Goal> Extract from the listing each line in which the word "Converted" appears.

Data extract>
⟨
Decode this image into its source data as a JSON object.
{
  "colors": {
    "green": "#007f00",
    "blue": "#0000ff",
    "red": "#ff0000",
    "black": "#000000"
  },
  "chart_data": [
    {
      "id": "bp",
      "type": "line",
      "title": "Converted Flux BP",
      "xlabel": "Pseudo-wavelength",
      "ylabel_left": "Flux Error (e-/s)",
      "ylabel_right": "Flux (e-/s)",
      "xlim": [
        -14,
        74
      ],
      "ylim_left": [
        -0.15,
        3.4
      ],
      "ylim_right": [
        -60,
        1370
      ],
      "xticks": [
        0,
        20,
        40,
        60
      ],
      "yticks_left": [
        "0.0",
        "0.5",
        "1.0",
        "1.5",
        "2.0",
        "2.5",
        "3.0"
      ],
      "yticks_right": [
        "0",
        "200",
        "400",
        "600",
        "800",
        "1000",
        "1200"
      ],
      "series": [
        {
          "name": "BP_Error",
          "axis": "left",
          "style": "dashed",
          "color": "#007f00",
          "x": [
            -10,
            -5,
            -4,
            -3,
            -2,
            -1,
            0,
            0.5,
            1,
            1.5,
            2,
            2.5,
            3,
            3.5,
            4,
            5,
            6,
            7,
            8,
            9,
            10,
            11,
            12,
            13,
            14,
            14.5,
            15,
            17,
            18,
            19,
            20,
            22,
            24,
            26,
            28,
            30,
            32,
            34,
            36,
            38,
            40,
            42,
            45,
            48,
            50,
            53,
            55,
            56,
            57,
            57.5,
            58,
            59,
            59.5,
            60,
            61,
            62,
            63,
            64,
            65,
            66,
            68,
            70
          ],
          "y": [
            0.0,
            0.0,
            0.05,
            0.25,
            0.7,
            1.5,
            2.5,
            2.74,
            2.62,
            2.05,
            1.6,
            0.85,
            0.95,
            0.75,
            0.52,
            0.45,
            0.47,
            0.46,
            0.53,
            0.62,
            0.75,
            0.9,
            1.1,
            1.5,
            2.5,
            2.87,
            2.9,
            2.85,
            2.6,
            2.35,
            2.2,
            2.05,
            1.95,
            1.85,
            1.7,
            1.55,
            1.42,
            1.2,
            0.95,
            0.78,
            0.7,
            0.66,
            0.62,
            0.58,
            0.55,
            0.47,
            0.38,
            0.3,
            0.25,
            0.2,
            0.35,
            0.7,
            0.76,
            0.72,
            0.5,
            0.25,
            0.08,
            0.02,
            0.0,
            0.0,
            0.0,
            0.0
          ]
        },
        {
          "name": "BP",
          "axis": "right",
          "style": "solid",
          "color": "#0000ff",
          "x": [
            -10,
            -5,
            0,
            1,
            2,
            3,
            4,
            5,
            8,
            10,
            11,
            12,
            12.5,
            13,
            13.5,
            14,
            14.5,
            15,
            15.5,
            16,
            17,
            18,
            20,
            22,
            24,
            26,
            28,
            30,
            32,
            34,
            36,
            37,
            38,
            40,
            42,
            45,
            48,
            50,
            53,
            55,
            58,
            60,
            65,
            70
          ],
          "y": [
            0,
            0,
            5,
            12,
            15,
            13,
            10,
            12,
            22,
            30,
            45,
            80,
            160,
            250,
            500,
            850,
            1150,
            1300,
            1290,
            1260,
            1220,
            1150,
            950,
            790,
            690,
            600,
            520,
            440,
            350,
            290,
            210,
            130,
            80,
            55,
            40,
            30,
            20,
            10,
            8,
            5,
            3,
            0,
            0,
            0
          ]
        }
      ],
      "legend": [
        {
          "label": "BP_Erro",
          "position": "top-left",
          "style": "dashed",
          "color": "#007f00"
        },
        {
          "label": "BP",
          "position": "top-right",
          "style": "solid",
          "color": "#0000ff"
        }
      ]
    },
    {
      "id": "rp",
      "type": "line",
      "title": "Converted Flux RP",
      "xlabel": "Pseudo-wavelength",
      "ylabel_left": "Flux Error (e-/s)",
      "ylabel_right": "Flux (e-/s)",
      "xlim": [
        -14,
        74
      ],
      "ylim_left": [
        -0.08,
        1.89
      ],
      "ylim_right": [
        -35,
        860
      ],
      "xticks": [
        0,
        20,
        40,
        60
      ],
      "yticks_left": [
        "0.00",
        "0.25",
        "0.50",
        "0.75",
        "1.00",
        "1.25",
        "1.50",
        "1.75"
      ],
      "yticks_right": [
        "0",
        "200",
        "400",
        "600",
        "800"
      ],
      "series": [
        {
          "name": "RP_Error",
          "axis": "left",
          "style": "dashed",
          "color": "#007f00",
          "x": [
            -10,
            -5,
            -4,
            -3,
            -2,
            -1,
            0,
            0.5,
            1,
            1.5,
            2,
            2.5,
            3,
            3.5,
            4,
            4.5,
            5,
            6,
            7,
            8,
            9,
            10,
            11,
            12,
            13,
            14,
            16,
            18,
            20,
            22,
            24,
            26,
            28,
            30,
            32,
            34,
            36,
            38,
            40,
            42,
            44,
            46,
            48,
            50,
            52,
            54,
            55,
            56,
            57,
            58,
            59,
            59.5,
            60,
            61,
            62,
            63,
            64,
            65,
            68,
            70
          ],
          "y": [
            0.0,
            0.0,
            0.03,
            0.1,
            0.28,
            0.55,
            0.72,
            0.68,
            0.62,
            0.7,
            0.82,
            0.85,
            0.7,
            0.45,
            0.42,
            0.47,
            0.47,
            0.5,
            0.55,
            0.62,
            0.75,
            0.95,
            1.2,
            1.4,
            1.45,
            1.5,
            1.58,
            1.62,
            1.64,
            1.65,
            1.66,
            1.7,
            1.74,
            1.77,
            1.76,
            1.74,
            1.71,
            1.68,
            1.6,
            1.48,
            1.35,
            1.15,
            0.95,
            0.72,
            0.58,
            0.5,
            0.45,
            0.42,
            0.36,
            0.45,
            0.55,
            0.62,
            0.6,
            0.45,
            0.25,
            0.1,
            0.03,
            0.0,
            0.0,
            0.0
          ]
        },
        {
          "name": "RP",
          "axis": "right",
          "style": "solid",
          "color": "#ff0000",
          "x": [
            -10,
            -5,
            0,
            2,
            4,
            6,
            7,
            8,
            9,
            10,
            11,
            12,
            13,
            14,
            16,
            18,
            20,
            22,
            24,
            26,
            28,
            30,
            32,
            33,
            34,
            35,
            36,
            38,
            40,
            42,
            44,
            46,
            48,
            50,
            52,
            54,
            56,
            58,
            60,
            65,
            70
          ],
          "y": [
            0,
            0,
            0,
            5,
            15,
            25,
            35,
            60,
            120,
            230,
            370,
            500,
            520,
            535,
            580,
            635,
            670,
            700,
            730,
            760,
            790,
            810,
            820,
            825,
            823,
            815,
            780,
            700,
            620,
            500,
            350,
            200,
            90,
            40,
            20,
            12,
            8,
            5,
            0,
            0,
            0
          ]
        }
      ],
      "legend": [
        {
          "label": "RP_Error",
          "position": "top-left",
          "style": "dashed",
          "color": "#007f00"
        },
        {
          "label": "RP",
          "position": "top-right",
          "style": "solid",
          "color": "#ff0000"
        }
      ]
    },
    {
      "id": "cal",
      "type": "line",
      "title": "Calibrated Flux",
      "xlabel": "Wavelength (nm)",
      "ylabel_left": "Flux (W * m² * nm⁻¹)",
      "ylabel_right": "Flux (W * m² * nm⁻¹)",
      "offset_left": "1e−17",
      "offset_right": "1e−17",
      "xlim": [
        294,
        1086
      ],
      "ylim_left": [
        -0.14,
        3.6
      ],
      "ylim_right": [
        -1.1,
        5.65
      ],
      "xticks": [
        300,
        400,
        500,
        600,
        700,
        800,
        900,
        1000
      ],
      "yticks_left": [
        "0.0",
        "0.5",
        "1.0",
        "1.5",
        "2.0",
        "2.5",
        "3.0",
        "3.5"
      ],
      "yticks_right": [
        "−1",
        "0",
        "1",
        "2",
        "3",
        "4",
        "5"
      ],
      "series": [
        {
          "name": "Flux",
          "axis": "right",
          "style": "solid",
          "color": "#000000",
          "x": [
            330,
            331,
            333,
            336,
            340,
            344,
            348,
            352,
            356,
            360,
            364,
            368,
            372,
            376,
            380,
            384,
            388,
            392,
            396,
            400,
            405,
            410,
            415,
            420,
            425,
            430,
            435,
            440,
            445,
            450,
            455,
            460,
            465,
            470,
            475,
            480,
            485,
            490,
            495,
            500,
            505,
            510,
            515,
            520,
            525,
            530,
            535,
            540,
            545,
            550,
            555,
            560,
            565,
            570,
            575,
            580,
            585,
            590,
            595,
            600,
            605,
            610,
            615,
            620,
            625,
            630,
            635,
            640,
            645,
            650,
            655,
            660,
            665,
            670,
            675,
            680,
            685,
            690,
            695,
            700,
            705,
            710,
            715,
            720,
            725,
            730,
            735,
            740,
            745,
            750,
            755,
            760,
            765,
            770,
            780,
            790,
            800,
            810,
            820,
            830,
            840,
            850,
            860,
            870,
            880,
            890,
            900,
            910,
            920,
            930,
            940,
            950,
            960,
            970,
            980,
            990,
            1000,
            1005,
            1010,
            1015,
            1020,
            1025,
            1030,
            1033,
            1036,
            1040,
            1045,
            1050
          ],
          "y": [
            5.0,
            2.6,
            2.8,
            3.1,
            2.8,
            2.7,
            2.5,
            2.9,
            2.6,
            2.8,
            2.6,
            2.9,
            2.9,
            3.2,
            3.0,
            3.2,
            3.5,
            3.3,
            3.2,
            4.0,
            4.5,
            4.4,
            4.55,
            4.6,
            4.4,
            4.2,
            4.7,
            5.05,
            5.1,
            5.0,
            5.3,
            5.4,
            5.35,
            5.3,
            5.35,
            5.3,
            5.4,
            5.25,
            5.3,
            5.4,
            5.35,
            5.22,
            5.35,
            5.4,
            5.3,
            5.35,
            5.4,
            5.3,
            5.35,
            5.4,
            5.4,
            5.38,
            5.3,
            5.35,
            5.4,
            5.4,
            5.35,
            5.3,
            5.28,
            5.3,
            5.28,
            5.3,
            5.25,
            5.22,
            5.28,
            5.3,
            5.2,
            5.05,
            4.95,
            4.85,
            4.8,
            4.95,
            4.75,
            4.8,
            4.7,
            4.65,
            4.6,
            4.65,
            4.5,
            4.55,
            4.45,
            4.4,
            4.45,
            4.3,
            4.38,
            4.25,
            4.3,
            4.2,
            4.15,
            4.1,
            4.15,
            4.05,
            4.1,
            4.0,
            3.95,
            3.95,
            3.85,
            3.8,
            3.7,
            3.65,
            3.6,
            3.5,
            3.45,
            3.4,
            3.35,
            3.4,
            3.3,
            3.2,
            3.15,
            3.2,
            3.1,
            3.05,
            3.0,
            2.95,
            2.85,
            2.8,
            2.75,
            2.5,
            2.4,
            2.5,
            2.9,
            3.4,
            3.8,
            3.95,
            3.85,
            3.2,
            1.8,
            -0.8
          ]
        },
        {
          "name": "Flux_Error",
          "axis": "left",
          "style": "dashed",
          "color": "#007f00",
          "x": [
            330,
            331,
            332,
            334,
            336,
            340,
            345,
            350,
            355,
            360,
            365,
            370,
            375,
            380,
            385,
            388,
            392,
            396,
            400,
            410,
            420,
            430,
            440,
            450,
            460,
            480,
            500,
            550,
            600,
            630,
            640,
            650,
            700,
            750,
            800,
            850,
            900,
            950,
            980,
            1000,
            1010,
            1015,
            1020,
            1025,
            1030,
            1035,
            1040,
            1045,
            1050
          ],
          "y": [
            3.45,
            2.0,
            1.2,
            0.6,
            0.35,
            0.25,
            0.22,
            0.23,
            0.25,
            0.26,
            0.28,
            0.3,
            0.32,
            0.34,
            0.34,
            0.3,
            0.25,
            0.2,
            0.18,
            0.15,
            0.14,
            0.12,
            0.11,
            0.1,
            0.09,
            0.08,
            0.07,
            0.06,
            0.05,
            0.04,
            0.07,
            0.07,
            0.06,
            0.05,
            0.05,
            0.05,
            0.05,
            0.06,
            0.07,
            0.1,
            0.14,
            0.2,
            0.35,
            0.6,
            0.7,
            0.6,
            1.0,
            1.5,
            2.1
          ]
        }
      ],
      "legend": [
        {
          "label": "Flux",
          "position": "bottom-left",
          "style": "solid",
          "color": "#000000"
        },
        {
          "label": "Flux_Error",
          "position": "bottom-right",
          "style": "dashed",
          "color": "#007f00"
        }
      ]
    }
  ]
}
⟩
Result of the exercise>
      "title": "Converted Flux BP",
      "title": "Converted Flux RP",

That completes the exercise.